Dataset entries
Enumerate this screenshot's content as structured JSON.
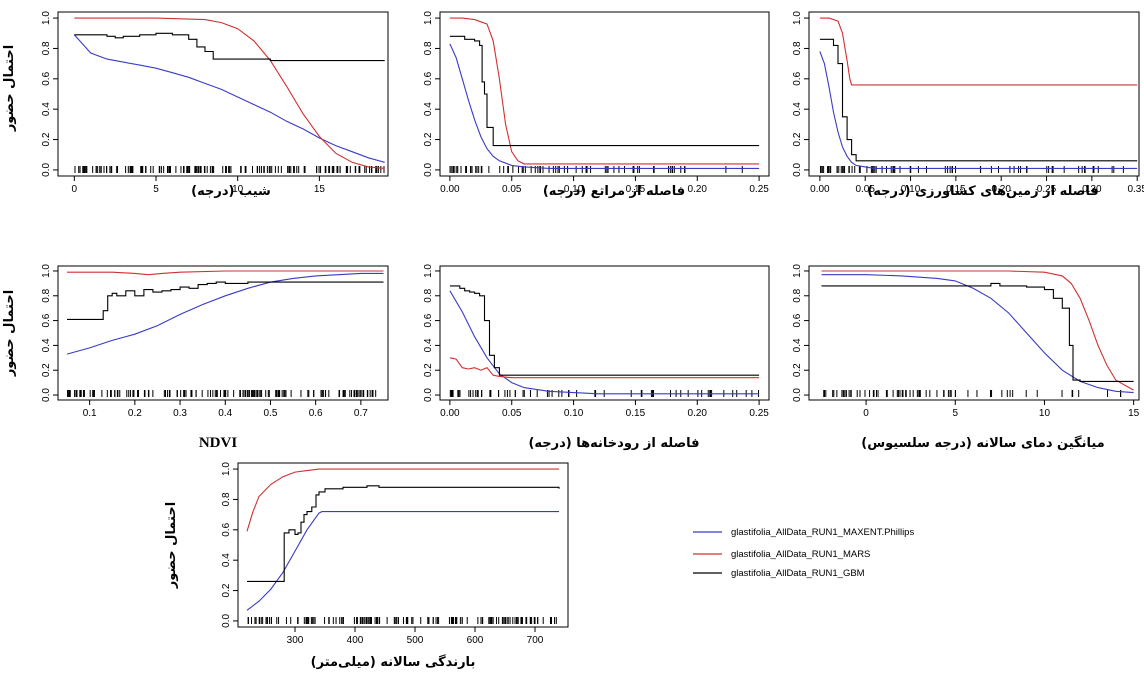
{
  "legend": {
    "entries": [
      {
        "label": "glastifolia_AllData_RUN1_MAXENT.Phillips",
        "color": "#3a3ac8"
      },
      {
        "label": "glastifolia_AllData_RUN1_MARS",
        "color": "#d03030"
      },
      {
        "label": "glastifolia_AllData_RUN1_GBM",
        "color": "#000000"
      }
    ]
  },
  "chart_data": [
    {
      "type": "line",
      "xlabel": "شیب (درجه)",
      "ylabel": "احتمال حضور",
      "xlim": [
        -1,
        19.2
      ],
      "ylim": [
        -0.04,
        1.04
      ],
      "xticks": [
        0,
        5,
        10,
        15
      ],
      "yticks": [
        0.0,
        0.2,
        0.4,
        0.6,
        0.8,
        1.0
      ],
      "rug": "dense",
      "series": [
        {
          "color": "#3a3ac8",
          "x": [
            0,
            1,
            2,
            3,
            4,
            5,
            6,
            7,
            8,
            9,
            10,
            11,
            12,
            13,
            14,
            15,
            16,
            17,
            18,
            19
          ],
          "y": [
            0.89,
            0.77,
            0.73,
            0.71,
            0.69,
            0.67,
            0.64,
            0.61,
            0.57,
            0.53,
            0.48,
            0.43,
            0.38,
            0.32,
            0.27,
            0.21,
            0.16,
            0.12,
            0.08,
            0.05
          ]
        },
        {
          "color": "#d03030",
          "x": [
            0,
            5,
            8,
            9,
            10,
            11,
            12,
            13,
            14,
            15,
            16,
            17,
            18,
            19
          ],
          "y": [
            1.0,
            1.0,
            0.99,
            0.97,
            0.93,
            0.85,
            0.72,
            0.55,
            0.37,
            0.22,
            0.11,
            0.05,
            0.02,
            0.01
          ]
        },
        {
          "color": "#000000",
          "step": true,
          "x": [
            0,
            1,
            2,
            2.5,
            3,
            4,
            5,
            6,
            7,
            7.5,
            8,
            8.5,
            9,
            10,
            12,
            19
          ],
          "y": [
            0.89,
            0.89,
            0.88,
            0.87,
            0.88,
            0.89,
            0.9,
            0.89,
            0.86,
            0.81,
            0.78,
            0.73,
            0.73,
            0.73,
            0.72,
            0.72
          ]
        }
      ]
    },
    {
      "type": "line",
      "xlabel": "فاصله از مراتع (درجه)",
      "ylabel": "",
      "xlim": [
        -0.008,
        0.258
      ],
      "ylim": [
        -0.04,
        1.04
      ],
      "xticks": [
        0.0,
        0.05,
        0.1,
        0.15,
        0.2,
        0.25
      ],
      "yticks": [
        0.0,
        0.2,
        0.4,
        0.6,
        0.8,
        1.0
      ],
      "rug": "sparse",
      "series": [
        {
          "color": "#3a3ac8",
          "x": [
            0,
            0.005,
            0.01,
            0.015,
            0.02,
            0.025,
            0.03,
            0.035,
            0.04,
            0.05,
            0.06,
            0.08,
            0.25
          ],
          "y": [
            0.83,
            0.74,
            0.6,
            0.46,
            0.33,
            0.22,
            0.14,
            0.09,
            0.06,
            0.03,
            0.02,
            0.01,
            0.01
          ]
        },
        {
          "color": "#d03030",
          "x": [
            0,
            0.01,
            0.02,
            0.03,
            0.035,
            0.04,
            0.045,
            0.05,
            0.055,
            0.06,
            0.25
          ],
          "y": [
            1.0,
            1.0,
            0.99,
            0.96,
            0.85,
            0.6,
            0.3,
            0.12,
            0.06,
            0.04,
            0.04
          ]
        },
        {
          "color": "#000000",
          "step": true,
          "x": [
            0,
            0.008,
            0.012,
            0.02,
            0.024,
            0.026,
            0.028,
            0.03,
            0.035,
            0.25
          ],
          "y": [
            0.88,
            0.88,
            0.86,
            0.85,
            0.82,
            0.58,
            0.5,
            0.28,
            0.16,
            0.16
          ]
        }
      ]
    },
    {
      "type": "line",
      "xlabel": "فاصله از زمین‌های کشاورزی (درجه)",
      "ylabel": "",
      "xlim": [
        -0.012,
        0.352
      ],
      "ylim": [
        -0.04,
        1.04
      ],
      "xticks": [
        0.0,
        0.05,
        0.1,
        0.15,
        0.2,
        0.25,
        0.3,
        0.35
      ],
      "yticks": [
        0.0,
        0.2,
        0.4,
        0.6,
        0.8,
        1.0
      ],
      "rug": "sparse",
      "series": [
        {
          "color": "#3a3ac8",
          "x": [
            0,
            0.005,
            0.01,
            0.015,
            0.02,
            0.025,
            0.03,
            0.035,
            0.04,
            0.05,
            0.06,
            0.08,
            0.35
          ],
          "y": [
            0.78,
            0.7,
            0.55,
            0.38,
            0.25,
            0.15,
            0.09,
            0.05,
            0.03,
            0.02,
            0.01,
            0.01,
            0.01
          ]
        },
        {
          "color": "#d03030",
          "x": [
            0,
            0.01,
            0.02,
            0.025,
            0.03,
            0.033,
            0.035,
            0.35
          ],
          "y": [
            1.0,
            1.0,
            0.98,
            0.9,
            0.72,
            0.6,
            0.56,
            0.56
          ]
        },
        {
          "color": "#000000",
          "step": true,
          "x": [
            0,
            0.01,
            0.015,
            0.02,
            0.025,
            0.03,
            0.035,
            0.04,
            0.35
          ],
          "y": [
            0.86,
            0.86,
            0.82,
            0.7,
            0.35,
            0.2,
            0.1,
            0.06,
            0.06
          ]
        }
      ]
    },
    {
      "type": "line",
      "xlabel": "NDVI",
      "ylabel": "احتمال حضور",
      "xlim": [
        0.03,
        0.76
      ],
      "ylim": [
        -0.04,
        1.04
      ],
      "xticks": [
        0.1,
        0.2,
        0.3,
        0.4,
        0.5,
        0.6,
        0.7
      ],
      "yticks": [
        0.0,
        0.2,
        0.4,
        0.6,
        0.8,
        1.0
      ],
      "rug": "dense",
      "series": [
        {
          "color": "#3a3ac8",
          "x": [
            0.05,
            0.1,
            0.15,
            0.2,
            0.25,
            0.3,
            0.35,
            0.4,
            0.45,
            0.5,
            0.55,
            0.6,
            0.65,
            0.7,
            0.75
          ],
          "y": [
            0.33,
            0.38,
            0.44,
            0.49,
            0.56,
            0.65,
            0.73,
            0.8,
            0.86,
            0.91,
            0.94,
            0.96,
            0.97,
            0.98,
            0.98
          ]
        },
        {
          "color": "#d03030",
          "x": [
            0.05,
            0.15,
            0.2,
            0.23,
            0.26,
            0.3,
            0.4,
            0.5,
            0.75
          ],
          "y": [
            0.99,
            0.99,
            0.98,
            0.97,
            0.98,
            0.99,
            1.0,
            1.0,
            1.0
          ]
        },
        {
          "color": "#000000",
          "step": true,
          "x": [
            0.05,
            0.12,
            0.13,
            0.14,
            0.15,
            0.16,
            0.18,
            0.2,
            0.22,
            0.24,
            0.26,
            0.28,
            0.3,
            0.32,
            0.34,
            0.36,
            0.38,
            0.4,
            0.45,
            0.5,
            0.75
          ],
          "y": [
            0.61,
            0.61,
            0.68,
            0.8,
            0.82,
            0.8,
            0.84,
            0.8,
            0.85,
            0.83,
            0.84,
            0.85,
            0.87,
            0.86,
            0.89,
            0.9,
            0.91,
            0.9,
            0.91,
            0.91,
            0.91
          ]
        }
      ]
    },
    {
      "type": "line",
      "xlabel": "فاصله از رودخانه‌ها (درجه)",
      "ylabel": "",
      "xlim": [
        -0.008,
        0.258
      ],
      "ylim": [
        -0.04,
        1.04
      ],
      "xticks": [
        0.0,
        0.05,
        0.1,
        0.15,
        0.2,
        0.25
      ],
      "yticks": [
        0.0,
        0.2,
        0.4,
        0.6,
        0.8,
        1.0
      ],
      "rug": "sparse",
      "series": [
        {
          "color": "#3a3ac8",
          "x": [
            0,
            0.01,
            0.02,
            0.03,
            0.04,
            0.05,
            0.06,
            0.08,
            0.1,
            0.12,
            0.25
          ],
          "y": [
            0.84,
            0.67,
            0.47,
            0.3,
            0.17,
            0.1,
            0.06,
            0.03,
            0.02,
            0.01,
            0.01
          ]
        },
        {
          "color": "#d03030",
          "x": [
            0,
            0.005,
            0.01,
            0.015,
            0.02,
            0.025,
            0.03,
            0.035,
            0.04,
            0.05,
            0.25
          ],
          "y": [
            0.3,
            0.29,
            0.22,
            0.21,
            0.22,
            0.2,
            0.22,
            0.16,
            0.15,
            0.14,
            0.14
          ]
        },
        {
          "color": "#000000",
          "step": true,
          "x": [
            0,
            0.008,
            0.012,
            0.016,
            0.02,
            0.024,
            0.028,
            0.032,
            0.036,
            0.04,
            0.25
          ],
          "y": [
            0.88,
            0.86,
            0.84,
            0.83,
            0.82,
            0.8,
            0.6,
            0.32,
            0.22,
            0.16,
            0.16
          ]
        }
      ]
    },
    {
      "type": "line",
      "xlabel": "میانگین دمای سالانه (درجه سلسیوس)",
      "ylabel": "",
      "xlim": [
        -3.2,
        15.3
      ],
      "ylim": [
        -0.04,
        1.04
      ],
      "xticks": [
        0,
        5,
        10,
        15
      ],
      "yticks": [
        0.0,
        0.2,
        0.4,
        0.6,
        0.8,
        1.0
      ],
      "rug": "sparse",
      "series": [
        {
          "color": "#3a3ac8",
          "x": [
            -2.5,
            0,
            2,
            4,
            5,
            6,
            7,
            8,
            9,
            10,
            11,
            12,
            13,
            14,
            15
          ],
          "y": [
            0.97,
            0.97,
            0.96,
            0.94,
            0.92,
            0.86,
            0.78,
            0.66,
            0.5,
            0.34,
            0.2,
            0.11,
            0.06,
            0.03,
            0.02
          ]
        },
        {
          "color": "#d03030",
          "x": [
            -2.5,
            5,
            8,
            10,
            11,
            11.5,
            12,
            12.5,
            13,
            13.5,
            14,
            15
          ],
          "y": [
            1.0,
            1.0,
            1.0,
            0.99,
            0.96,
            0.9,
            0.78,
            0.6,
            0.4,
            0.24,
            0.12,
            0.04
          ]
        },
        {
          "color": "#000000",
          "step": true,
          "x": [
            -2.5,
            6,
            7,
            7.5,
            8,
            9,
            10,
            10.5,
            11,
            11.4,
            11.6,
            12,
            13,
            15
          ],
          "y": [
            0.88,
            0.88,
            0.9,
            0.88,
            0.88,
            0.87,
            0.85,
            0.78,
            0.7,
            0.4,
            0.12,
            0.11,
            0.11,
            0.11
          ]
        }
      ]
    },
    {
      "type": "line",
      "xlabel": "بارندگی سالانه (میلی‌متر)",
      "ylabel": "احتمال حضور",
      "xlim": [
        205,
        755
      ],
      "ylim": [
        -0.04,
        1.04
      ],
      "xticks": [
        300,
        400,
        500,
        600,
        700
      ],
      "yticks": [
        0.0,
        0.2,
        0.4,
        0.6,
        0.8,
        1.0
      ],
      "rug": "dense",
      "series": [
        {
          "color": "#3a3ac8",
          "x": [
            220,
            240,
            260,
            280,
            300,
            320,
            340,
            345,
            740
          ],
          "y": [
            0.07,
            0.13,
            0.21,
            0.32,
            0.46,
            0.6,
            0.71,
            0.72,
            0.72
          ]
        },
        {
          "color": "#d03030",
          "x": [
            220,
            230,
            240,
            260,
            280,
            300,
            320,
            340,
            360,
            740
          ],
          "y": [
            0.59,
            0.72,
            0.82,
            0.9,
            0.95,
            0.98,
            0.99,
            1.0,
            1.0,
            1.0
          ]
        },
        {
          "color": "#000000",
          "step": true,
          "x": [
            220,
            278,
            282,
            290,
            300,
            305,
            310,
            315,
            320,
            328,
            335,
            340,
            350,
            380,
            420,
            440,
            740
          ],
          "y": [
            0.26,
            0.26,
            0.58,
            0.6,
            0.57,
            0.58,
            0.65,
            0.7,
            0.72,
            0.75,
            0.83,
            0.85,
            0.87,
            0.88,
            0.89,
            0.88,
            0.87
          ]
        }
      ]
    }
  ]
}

● Written problem:
Search the records for the word "سالانه" and copy every line where it occurs.

● Task result:
      "xlabel": "میانگین دمای سالانه (درجه سلسیوس)",
      "xlabel": "بارندگی سالانه (میلی‌متر)",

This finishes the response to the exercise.